- Aim of the task:
Copy out the lines verbatim, starting at the one containing "row-deleted-by-link[interactable]: Ciara McCarthy <box>829 204" and ending at the one containing "row-checkbox[interactable] <box>11 170", with both of those included.

- Data listing:
+ + + +
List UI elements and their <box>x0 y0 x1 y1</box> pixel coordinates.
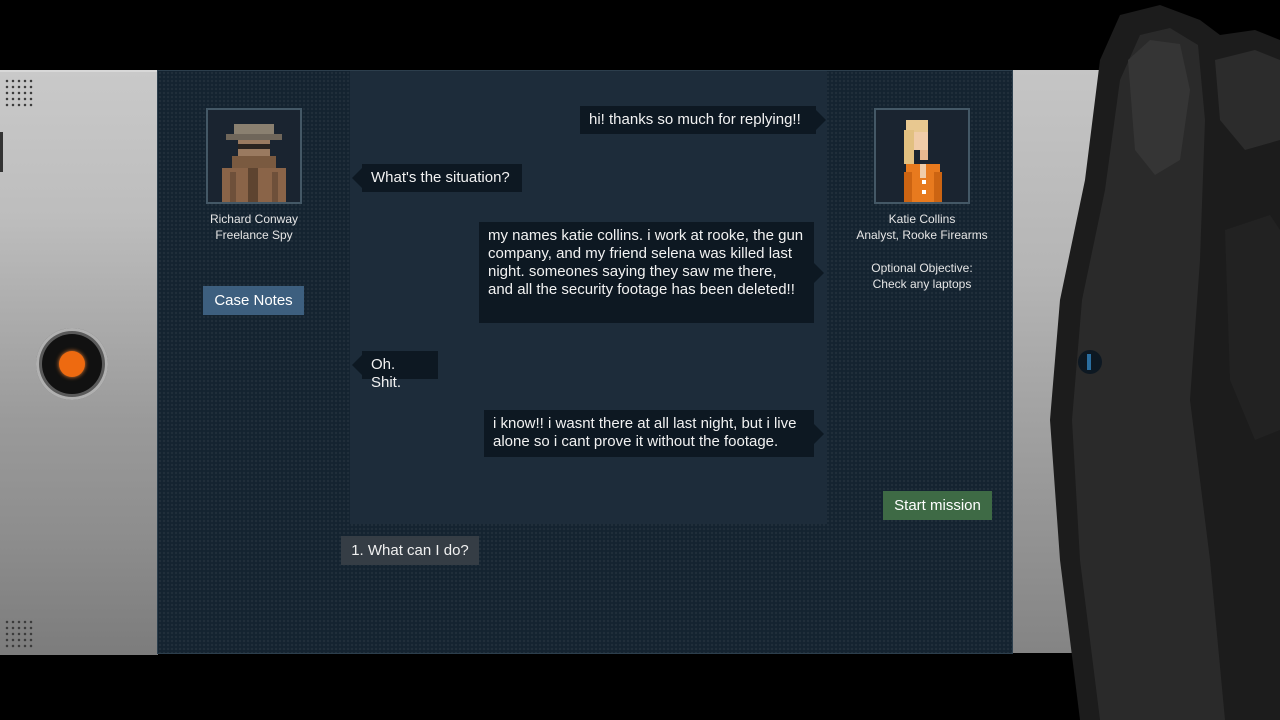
message-text: Oh. Shit. <box>371 356 402 391</box>
client-portrait <box>874 108 970 204</box>
case-notes-button[interactable]: Case Notes <box>203 286 304 315</box>
frame-notch <box>0 132 3 172</box>
reply-choice-1[interactable]: 1. What can I do? <box>341 536 479 565</box>
objective-text: Check any laptops <box>872 277 972 291</box>
message-text: hi! thanks so much for replying!! <box>589 111 801 128</box>
objective-label: Optional Objective: <box>871 261 973 275</box>
chat-screen: Richard Conway Freelance Spy Case Notes … <box>157 70 1013 654</box>
blonde-woman-orange-shirt-portrait-icon <box>876 110 968 202</box>
message-bubble: i know!! i wasnt there at all last night… <box>484 410 824 457</box>
power-button[interactable] <box>36 328 108 400</box>
client-name: Katie Collins <box>888 212 956 226</box>
speaker-grille-bottom <box>4 619 34 649</box>
optional-objective: Optional Objective: Check any laptops <box>838 260 1006 292</box>
device-frame-left <box>0 70 158 655</box>
power-button-inner <box>42 334 102 394</box>
message-bubble: hi! thanks so much for replying!! <box>580 106 826 134</box>
agent-name-block: Richard Conway Freelance Spy <box>164 211 344 243</box>
hand-silhouette <box>1050 5 1280 720</box>
agent-name: Richard Conway <box>209 212 299 226</box>
message-bubble: my names katie collins. i work at rooke,… <box>479 222 824 323</box>
agent-portrait <box>206 108 302 204</box>
client-name-block: Katie Collins Analyst, Rooke Firearms <box>832 211 1012 243</box>
start-mission-button[interactable]: Start mission <box>883 491 992 520</box>
agent-title: Freelance Spy <box>215 228 293 242</box>
message-text: What's the situation? <box>371 169 510 186</box>
power-light-icon <box>59 351 85 377</box>
speaker-grille <box>4 78 34 108</box>
message-bubble: Oh. Shit. <box>352 351 438 391</box>
message-text: my names katie collins. i work at rooke,… <box>488 227 804 298</box>
message-bubble: What's the situation? <box>352 164 522 192</box>
trenchcoat-spy-portrait-icon <box>208 110 300 202</box>
client-title: Analyst, Rooke Firearms <box>856 228 988 242</box>
message-text: i know!! i wasnt there at all last night… <box>493 415 797 450</box>
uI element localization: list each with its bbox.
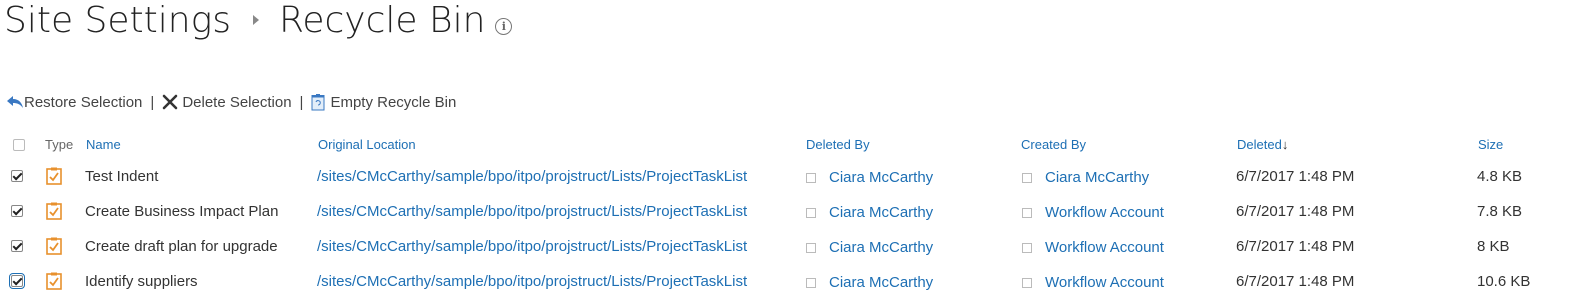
row-deleted-by-link[interactable]: Ciara McCarthy <box>829 204 933 221</box>
empty-recycle-bin-label: Empty Recycle Bin <box>330 93 457 111</box>
presence-indicator <box>806 173 816 183</box>
row-checkbox[interactable] <box>11 240 23 252</box>
column-header-size[interactable]: Size <box>1478 137 1503 152</box>
presence-indicator <box>1022 278 1032 288</box>
row-checkbox[interactable] <box>9 273 25 289</box>
column-header-created-by[interactable]: Created By <box>1021 137 1086 152</box>
presence-indicator <box>806 243 816 253</box>
column-header-type: Type <box>45 137 74 152</box>
task-list-icon <box>46 202 62 220</box>
toolbar-separator: | <box>299 93 304 111</box>
toolbar-separator: | <box>150 93 155 111</box>
toolbar: Restore Selection | Delete Selection | E… <box>6 90 456 114</box>
presence-indicator <box>1022 243 1032 253</box>
row-created-by-link[interactable]: Ciara McCarthy <box>1045 169 1149 186</box>
row-deleted-date: 6/7/2017 1:48 PM <box>1236 238 1355 255</box>
row-original-location-link[interactable]: /sites/CMcCarthy/sample/bpo/itpo/projstr… <box>317 238 747 255</box>
row-original-location-link[interactable]: /sites/CMcCarthy/sample/bpo/itpo/projstr… <box>317 273 747 290</box>
row-original-location-link[interactable]: /sites/CMcCarthy/sample/bpo/itpo/projstr… <box>317 203 747 220</box>
row-size: 7.8 KB <box>1477 203 1523 220</box>
task-list-icon <box>46 237 62 255</box>
breadcrumb-chevron-icon <box>252 15 259 25</box>
row-checkbox[interactable] <box>11 170 23 182</box>
row-size: 4.8 KB <box>1477 168 1523 185</box>
row-created-by-link[interactable]: Workflow Account <box>1045 204 1164 221</box>
row-deleted-by-link[interactable]: Ciara McCarthy <box>829 274 933 291</box>
select-all-checkbox[interactable] <box>13 139 25 151</box>
row-original-location-link[interactable]: /sites/CMcCarthy/sample/bpo/itpo/projstr… <box>317 168 747 185</box>
page-title-text: Recycle Bin <box>278 0 486 41</box>
x-icon <box>163 94 178 110</box>
task-list-icon <box>46 272 62 290</box>
presence-indicator <box>1022 173 1032 183</box>
breadcrumb-site-settings[interactable]: Site Settings <box>4 0 231 41</box>
sort-descending-icon: ↓ <box>1281 137 1289 152</box>
row-name: Create draft plan for upgrade <box>85 238 278 255</box>
delete-selection-button[interactable]: Delete Selection <box>162 93 292 111</box>
row-deleted-by-link[interactable]: Ciara McCarthy <box>829 169 933 186</box>
delete-selection-label: Delete Selection <box>182 93 292 111</box>
undo-arrow-icon <box>7 96 23 108</box>
presence-indicator <box>1022 208 1032 218</box>
row-deleted-by-link[interactable]: Ciara McCarthy <box>829 239 933 256</box>
task-list-icon <box>46 167 62 185</box>
row-name: Test Indent <box>85 168 159 185</box>
restore-selection-label: Restore Selection <box>24 93 143 111</box>
recycle-bin-icon <box>311 93 325 110</box>
column-header-deleted-label: Deleted <box>1237 137 1282 152</box>
column-header-original-location[interactable]: Original Location <box>318 137 416 152</box>
presence-indicator <box>806 278 816 288</box>
row-checkbox[interactable] <box>11 205 23 217</box>
row-name: Identify suppliers <box>85 273 198 290</box>
presence-indicator <box>806 208 816 218</box>
row-created-by-link[interactable]: Workflow Account <box>1045 239 1164 256</box>
restore-selection-button[interactable]: Restore Selection <box>6 94 142 111</box>
info-icon[interactable]: i <box>495 17 513 35</box>
page-title: Site Settings Recycle Bin i <box>4 0 513 44</box>
row-deleted-date: 6/7/2017 1:48 PM <box>1236 273 1355 290</box>
column-header-deleted[interactable]: Deleted↓ <box>1237 137 1288 152</box>
column-header-name[interactable]: Name <box>86 137 121 152</box>
row-deleted-date: 6/7/2017 1:48 PM <box>1236 203 1355 220</box>
column-header-deleted-by[interactable]: Deleted By <box>806 137 870 152</box>
empty-recycle-bin-button[interactable]: Empty Recycle Bin <box>311 93 457 111</box>
row-size: 8 KB <box>1477 238 1510 255</box>
row-created-by-link[interactable]: Workflow Account <box>1045 274 1164 291</box>
row-deleted-date: 6/7/2017 1:48 PM <box>1236 168 1355 185</box>
row-name: Create Business Impact Plan <box>85 203 279 220</box>
row-size: 10.6 KB <box>1477 273 1531 290</box>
+ + + +
- Written reply:
row-deleted-by-link[interactable]: Ciara McCarthy <box>829 204 933 221</box>
empty-recycle-bin-label: Empty Recycle Bin <box>330 93 457 111</box>
presence-indicator <box>806 173 816 183</box>
row-checkbox[interactable] <box>11 240 23 252</box>
column-header-size[interactable]: Size <box>1478 137 1503 152</box>
presence-indicator <box>1022 278 1032 288</box>
row-checkbox[interactable] <box>9 273 25 289</box>
column-header-created-by[interactable]: Created By <box>1021 137 1086 152</box>
presence-indicator <box>806 243 816 253</box>
column-header-type: Type <box>45 137 74 152</box>
task-list-icon <box>46 202 62 220</box>
toolbar-separator: | <box>299 93 304 111</box>
toolbar-separator: | <box>150 93 155 111</box>
toolbar: Restore Selection | Delete Selection | E… <box>6 90 456 114</box>
presence-indicator <box>1022 243 1032 253</box>
row-created-by-link[interactable]: Ciara McCarthy <box>1045 169 1149 186</box>
row-deleted-date: 6/7/2017 1:48 PM <box>1236 238 1355 255</box>
row-original-location-link[interactable]: /sites/CMcCarthy/sample/bpo/itpo/projstr… <box>317 238 747 255</box>
row-original-location-link[interactable]: /sites/CMcCarthy/sample/bpo/itpo/projstr… <box>317 273 747 290</box>
row-original-location-link[interactable]: /sites/CMcCarthy/sample/bpo/itpo/projstr… <box>317 203 747 220</box>
row-size: 7.8 KB <box>1477 203 1523 220</box>
task-list-icon <box>46 237 62 255</box>
breadcrumb-chevron-icon <box>252 15 259 25</box>
row-checkbox[interactable] <box>11 170 23 182</box>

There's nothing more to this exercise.